# Required task:
Write out the full set of records below exactly.

===== The records =====

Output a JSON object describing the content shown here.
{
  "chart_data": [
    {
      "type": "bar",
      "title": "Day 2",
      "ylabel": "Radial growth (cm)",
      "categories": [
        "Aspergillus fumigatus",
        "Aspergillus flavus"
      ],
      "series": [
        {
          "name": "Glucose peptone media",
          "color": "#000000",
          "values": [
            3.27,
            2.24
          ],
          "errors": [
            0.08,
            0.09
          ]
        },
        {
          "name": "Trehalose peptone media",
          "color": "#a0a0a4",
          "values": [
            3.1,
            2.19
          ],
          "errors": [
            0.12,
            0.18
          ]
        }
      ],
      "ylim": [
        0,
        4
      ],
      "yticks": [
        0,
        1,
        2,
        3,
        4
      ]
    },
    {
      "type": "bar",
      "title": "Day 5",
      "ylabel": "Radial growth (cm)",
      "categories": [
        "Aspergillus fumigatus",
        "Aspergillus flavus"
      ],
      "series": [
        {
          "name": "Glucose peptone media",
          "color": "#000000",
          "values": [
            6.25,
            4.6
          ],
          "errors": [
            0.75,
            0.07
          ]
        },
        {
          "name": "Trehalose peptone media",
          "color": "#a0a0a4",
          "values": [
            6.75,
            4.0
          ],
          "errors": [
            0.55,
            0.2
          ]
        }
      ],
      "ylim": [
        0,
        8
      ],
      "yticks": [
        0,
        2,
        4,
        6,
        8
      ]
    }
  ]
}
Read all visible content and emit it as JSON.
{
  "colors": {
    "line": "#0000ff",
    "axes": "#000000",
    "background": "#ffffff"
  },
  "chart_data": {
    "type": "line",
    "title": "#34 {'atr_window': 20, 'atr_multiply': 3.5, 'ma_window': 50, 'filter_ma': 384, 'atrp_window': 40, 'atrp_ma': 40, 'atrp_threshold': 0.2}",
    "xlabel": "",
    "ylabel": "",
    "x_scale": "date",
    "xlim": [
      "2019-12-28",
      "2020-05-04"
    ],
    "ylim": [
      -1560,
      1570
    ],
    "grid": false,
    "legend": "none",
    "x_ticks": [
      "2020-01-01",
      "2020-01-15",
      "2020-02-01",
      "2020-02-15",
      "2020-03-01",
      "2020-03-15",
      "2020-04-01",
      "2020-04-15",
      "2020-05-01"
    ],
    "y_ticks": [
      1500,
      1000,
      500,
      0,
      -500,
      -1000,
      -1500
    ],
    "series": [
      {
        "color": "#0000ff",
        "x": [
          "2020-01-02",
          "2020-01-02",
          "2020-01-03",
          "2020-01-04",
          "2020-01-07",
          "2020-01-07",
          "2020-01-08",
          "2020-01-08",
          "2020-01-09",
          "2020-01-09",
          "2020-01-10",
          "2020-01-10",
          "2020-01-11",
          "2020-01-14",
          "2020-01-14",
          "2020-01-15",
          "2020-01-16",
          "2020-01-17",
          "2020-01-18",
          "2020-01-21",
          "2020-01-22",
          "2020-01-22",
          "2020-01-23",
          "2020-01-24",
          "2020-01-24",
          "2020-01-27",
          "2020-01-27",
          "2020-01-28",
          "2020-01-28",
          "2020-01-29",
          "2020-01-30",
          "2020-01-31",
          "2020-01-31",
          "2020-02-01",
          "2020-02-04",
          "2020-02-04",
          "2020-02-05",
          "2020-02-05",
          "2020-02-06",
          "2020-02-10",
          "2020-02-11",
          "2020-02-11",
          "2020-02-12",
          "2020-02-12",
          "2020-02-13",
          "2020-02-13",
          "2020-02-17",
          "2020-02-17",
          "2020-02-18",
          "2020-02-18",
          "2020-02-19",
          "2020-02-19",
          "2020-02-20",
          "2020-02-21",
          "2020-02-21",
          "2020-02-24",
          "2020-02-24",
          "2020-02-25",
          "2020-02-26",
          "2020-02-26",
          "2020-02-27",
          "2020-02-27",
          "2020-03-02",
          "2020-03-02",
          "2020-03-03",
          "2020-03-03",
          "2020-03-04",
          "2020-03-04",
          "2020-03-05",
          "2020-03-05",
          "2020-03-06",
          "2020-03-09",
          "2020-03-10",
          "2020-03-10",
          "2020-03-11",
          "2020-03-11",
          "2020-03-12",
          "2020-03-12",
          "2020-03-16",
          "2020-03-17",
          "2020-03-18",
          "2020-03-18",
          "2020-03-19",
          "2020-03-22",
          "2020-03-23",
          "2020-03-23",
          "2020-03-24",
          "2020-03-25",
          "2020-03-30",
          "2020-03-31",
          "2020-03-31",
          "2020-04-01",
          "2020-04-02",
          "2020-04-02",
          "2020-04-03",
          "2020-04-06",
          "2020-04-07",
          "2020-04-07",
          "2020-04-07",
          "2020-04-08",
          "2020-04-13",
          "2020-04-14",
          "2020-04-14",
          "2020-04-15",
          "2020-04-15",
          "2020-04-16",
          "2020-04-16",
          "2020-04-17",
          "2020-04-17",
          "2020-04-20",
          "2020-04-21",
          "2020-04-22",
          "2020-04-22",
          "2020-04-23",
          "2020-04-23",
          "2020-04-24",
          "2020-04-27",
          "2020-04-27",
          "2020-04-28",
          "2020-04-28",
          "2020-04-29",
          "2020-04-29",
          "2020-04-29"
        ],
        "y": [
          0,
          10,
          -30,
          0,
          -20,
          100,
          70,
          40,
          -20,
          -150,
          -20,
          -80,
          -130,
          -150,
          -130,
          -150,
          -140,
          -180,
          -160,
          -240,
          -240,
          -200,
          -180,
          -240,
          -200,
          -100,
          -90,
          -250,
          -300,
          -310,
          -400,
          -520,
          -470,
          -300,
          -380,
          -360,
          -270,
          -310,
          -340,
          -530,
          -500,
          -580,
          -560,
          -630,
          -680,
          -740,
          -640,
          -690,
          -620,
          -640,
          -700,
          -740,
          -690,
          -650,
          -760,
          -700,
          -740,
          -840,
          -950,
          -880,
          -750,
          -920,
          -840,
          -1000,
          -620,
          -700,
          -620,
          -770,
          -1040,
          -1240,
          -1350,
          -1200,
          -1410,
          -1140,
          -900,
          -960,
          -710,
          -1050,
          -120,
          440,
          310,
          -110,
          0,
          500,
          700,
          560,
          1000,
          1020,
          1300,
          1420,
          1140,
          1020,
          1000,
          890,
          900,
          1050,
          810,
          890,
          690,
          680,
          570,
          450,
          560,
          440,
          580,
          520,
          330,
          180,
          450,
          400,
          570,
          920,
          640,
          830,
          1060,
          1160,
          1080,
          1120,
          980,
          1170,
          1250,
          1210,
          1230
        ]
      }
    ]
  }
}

=====

# Response:
Output a JSON object describing the content shown here.
{
  "chart_data": [
    {
      "type": "bar",
      "title": "Day 2",
      "ylabel": "Radial growth (cm)",
      "categories": [
        "Aspergillus fumigatus",
        "Aspergillus flavus"
      ],
      "series": [
        {
          "name": "Glucose peptone media",
          "color": "#000000",
          "values": [
            3.27,
            2.24
          ],
          "errors": [
            0.08,
            0.09
          ]
        },
        {
          "name": "Trehalose peptone media",
          "color": "#a0a0a4",
          "values": [
            3.1,
            2.19
          ],
          "errors": [
            0.12,
            0.18
          ]
        }
      ],
      "ylim": [
        0,
        4
      ],
      "yticks": [
        0,
        1,
        2,
        3,
        4
      ]
    },
    {
      "type": "bar",
      "title": "Day 5",
      "ylabel": "Radial growth (cm)",
      "categories": [
        "Aspergillus fumigatus",
        "Aspergillus flavus"
      ],
      "series": [
        {
          "name": "Glucose peptone media",
          "color": "#000000",
          "values": [
            6.25,
            4.6
          ],
          "errors": [
            0.75,
            0.07
          ]
        },
        {
          "name": "Trehalose peptone media",
          "color": "#a0a0a4",
          "values": [
            6.75,
            4.0
          ],
          "errors": [
            0.55,
            0.2
          ]
        }
      ],
      "ylim": [
        0,
        8
      ],
      "yticks": [
        0,
        2,
        4,
        6,
        8
      ]
    }
  ]
}
Read all visible content and emit it as JSON.
{
  "colors": {
    "line": "#0000ff",
    "axes": "#000000",
    "background": "#ffffff"
  },
  "chart_data": {
    "type": "line",
    "title": "#34 {'atr_window': 20, 'atr_multiply': 3.5, 'ma_window': 50, 'filter_ma': 384, 'atrp_window': 40, 'atrp_ma': 40, 'atrp_threshold': 0.2}",
    "xlabel": "",
    "ylabel": "",
    "x_scale": "date",
    "xlim": [
      "2019-12-28",
      "2020-05-04"
    ],
    "ylim": [
      -1560,
      1570
    ],
    "grid": false,
    "legend": "none",
    "x_ticks": [
      "2020-01-01",
      "2020-01-15",
      "2020-02-01",
      "2020-02-15",
      "2020-03-01",
      "2020-03-15",
      "2020-04-01",
      "2020-04-15",
      "2020-05-01"
    ],
    "y_ticks": [
      1500,
      1000,
      500,
      0,
      -500,
      -1000,
      -1500
    ],
    "series": [
      {
        "color": "#0000ff",
        "x": [
          "2020-01-02",
          "2020-01-02",
          "2020-01-03",
          "2020-01-04",
          "2020-01-07",
          "2020-01-07",
          "2020-01-08",
          "2020-01-08",
          "2020-01-09",
          "2020-01-09",
          "2020-01-10",
          "2020-01-10",
          "2020-01-11",
          "2020-01-14",
          "2020-01-14",
          "2020-01-15",
          "2020-01-16",
          "2020-01-17",
          "2020-01-18",
          "2020-01-21",
          "2020-01-22",
          "2020-01-22",
          "2020-01-23",
          "2020-01-24",
          "2020-01-24",
          "2020-01-27",
          "2020-01-27",
          "2020-01-28",
          "2020-01-28",
          "2020-01-29",
          "2020-01-30",
          "2020-01-31",
          "2020-01-31",
          "2020-02-01",
          "2020-02-04",
          "2020-02-04",
          "2020-02-05",
          "2020-02-05",
          "2020-02-06",
          "2020-02-10",
          "2020-02-11",
          "2020-02-11",
          "2020-02-12",
          "2020-02-12",
          "2020-02-13",
          "2020-02-13",
          "2020-02-17",
          "2020-02-17",
          "2020-02-18",
          "2020-02-18",
          "2020-02-19",
          "2020-02-19",
          "2020-02-20",
          "2020-02-21",
          "2020-02-21",
          "2020-02-24",
          "2020-02-24",
          "2020-02-25",
          "2020-02-26",
          "2020-02-26",
          "2020-02-27",
          "2020-02-27",
          "2020-03-02",
          "2020-03-02",
          "2020-03-03",
          "2020-03-03",
          "2020-03-04",
          "2020-03-04",
          "2020-03-05",
          "2020-03-05",
          "2020-03-06",
          "2020-03-09",
          "2020-03-10",
          "2020-03-10",
          "2020-03-11",
          "2020-03-11",
          "2020-03-12",
          "2020-03-12",
          "2020-03-16",
          "2020-03-17",
          "2020-03-18",
          "2020-03-18",
          "2020-03-19",
          "2020-03-22",
          "2020-03-23",
          "2020-03-23",
          "2020-03-24",
          "2020-03-25",
          "2020-03-30",
          "2020-03-31",
          "2020-03-31",
          "2020-04-01",
          "2020-04-02",
          "2020-04-02",
          "2020-04-03",
          "2020-04-06",
          "2020-04-07",
          "2020-04-07",
          "2020-04-07",
          "2020-04-08",
          "2020-04-13",
          "2020-04-14",
          "2020-04-14",
          "2020-04-15",
          "2020-04-15",
          "2020-04-16",
          "2020-04-16",
          "2020-04-17",
          "2020-04-17",
          "2020-04-20",
          "2020-04-21",
          "2020-04-22",
          "2020-04-22",
          "2020-04-23",
          "2020-04-23",
          "2020-04-24",
          "2020-04-27",
          "2020-04-27",
          "2020-04-28",
          "2020-04-28",
          "2020-04-29",
          "2020-04-29",
          "2020-04-29"
        ],
        "y": [
          0,
          10,
          -30,
          0,
          -20,
          100,
          70,
          40,
          -20,
          -150,
          -20,
          -80,
          -130,
          -150,
          -130,
          -150,
          -140,
          -180,
          -160,
          -240,
          -240,
          -200,
          -180,
          -240,
          -200,
          -100,
          -90,
          -250,
          -300,
          -310,
          -400,
          -520,
          -470,
          -300,
          -380,
          -360,
          -270,
          -310,
          -340,
          -530,
          -500,
          -580,
          -560,
          -630,
          -680,
          -740,
          -640,
          -690,
          -620,
          -640,
          -700,
          -740,
          -690,
          -650,
          -760,
          -700,
          -740,
          -840,
          -950,
          -880,
          -750,
          -920,
          -840,
          -1000,
          -620,
          -700,
          -620,
          -770,
          -1040,
          -1240,
          -1350,
          -1200,
          -1410,
          -1140,
          -900,
          -960,
          -710,
          -1050,
          -120,
          440,
          310,
          -110,
          0,
          500,
          700,
          560,
          1000,
          1020,
          1300,
          1420,
          1140,
          1020,
          1000,
          890,
          900,
          1050,
          810,
          890,
          690,
          680,
          570,
          450,
          560,
          440,
          580,
          520,
          330,
          180,
          450,
          400,
          570,
          920,
          640,
          830,
          1060,
          1160,
          1080,
          1120,
          980,
          1170,
          1250,
          1210,
          1230
        ]
      }
    ]
  }
}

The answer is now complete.